# [Short exercise]
From the listing below, extract each entry exactly as written, minus the images.
════════
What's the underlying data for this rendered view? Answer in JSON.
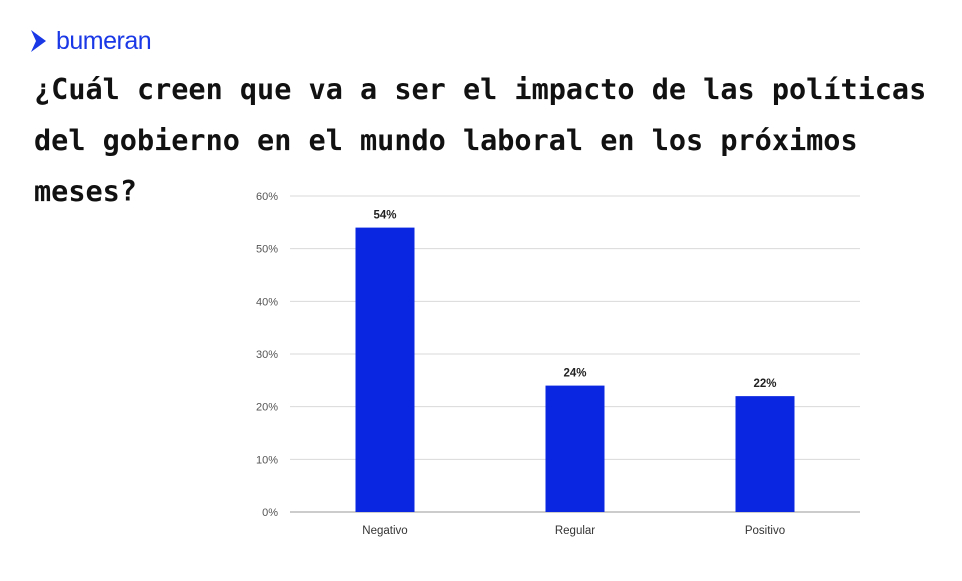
{
  "brand": {
    "name": "bumeran",
    "logo_icon": "chevron-right-icon",
    "color": "#1a38e6"
  },
  "question": "¿Cuál creen que va a ser el impacto de las políticas del gobierno en el mundo laboral en los próximos meses?",
  "chart_data": {
    "type": "bar",
    "title": "¿Cuál creen que va a ser el impacto de las políticas del gobierno en el mundo laboral en los próximos meses?",
    "categories": [
      "Negativo",
      "Regular",
      "Positivo"
    ],
    "values": [
      54,
      24,
      22
    ],
    "data_labels": [
      "54%",
      "24%",
      "22%"
    ],
    "ytick_labels": [
      "0%",
      "10%",
      "20%",
      "30%",
      "40%",
      "50%",
      "60%"
    ],
    "ylim": [
      0,
      60
    ],
    "xlabel": "",
    "ylabel": "",
    "grid": true,
    "bar_color": "#0a26e0",
    "grid_color": "#d9d9d9"
  }
}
════════
# [Exercise solution]
What's the underlying data for this rendered view? Answer in JSON.
{
  "brand": {
    "name": "bumeran",
    "logo_icon": "chevron-right-icon",
    "color": "#1a38e6"
  },
  "question": "¿Cuál creen que va a ser el impacto de las políticas del gobierno en el mundo laboral en los próximos meses?",
  "chart_data": {
    "type": "bar",
    "title": "¿Cuál creen que va a ser el impacto de las políticas del gobierno en el mundo laboral en los próximos meses?",
    "categories": [
      "Negativo",
      "Regular",
      "Positivo"
    ],
    "values": [
      54,
      24,
      22
    ],
    "data_labels": [
      "54%",
      "24%",
      "22%"
    ],
    "ytick_labels": [
      "0%",
      "10%",
      "20%",
      "30%",
      "40%",
      "50%",
      "60%"
    ],
    "ylim": [
      0,
      60
    ],
    "xlabel": "",
    "ylabel": "",
    "grid": true,
    "bar_color": "#0a26e0",
    "grid_color": "#d9d9d9"
  }
}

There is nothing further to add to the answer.